DATA PROVIDED:
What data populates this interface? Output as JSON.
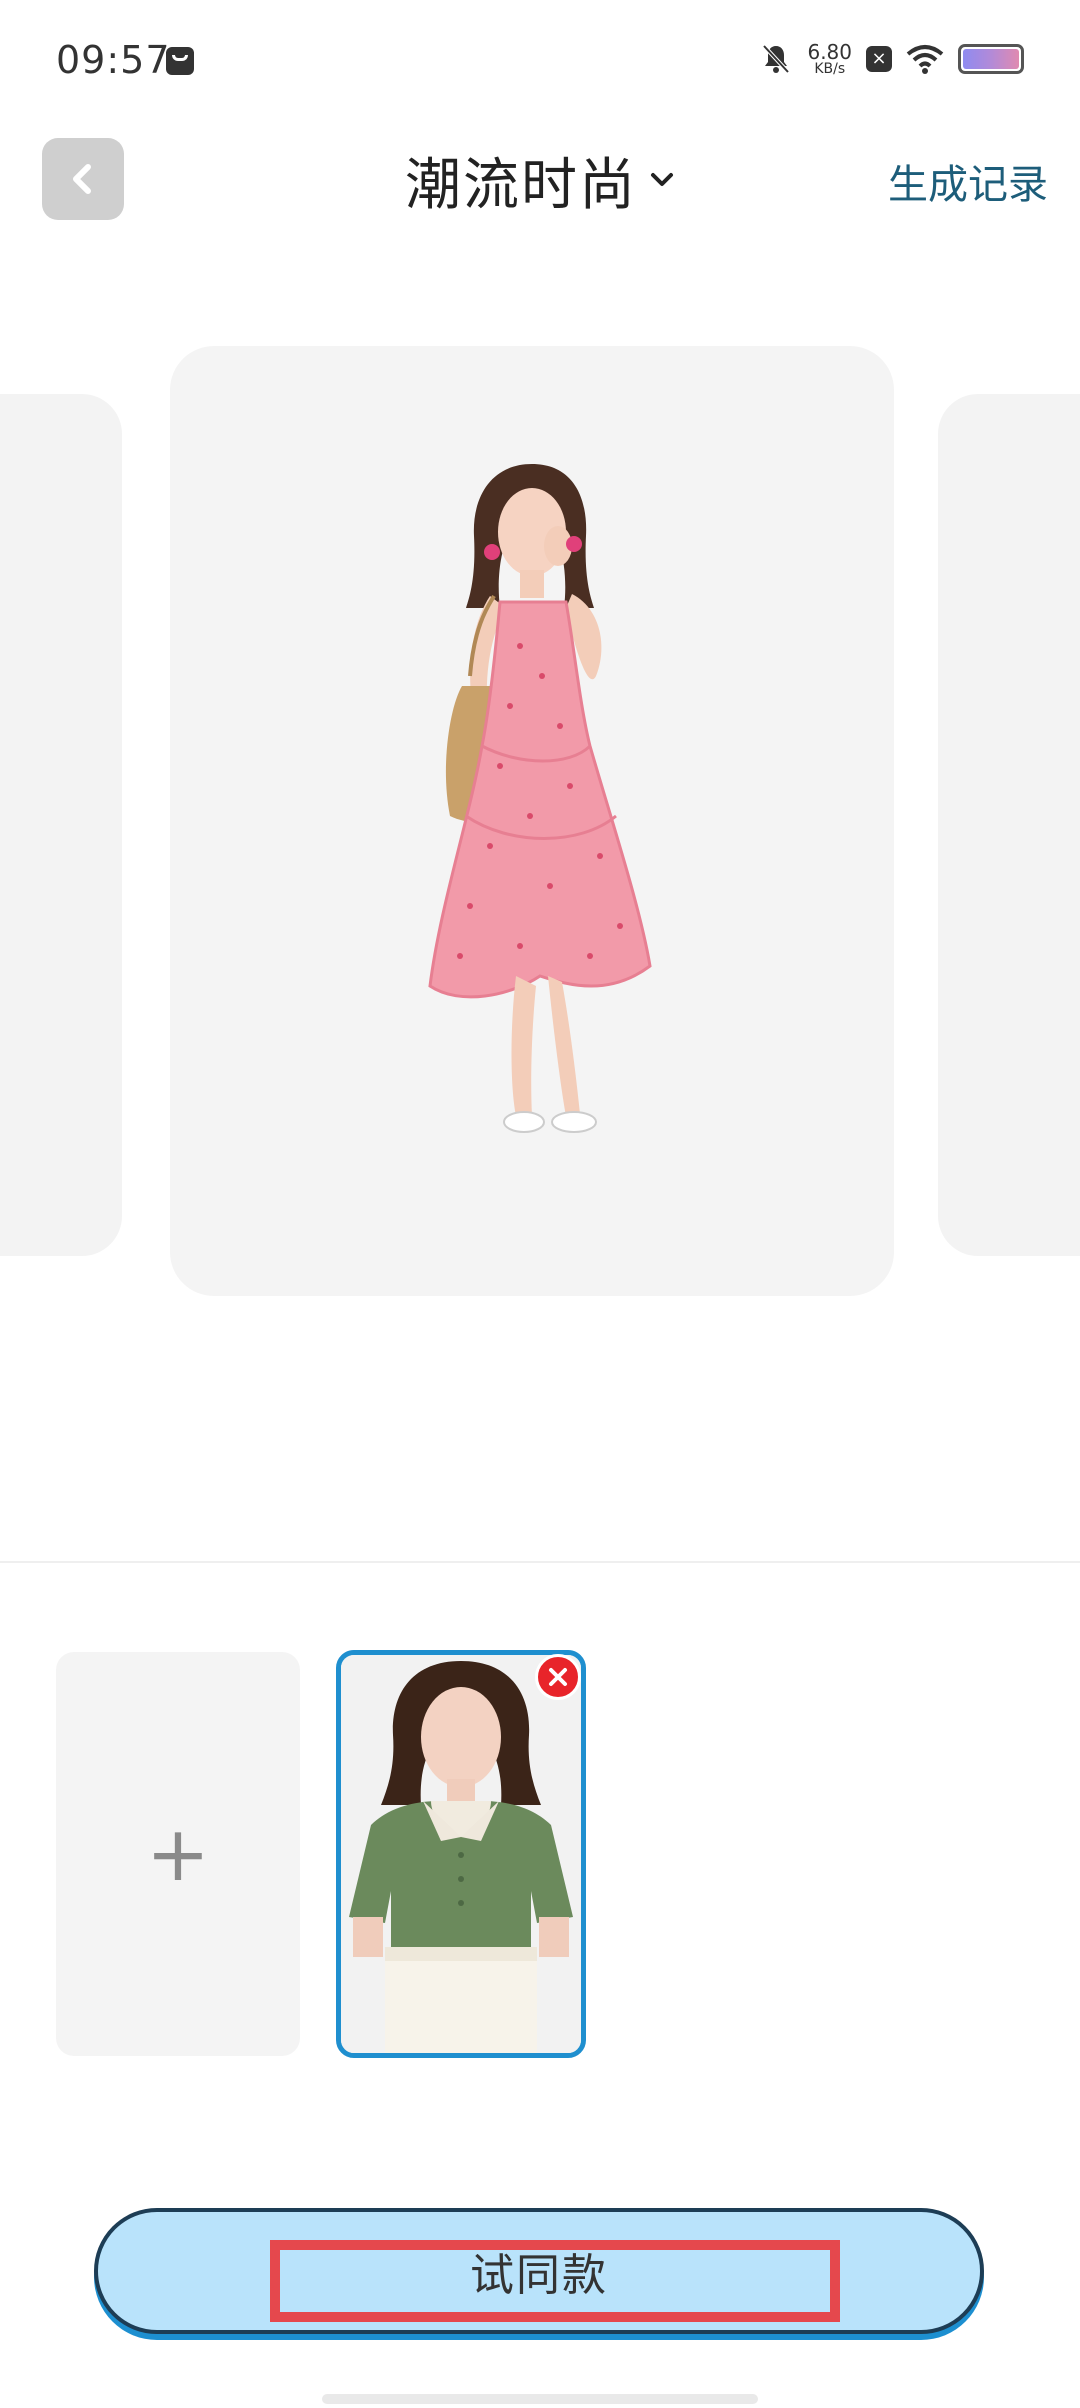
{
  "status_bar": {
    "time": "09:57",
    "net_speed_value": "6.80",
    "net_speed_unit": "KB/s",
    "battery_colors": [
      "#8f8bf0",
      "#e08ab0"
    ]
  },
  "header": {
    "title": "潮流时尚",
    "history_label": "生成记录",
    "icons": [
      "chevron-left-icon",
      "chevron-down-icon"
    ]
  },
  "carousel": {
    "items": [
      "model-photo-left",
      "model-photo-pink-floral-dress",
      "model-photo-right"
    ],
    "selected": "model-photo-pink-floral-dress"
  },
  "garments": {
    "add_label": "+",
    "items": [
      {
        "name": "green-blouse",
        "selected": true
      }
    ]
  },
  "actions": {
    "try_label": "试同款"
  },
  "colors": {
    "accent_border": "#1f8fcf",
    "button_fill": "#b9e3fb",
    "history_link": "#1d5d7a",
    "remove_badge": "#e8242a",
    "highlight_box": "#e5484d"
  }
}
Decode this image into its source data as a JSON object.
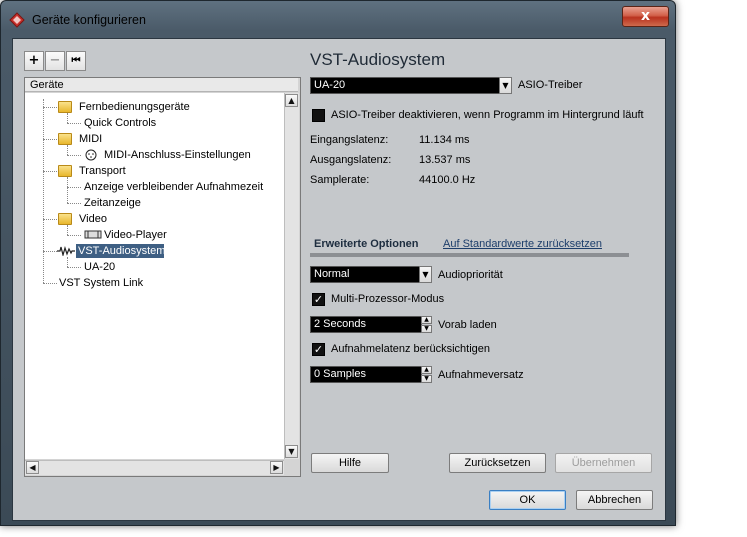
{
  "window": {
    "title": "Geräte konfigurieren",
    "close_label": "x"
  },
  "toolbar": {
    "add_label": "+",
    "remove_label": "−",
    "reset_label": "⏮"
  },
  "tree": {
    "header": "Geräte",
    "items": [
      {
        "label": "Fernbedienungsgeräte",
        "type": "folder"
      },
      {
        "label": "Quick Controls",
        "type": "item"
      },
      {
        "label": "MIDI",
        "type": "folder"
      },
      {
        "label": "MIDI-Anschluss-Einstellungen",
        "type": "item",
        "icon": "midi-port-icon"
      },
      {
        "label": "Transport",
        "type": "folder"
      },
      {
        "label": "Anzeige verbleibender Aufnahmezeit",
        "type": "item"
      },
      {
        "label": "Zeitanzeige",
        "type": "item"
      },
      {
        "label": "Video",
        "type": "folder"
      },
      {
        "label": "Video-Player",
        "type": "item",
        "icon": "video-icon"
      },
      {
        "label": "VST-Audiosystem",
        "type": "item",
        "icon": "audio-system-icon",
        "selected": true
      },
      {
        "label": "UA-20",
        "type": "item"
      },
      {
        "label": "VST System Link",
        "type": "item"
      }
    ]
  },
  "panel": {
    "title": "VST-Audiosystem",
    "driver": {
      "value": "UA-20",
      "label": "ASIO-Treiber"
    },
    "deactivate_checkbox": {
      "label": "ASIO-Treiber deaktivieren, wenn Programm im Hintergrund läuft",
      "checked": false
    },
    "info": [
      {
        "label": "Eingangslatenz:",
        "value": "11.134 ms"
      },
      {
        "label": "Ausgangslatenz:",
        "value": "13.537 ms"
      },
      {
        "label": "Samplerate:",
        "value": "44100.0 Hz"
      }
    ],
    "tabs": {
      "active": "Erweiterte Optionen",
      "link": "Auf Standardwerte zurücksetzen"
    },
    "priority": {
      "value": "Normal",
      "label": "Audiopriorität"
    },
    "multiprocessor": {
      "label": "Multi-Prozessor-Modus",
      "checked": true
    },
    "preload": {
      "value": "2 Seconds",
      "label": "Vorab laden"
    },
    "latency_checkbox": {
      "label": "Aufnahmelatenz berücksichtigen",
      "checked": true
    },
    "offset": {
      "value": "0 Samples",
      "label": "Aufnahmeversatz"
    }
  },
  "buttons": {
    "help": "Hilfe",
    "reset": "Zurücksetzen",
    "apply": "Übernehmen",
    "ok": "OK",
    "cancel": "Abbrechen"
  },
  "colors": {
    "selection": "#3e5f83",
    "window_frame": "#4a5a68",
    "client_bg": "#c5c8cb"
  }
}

EXERCISE:
Among the lines of the data above, count those holding "dress" and state only the number.

ANSWER FOR THE TASK:
2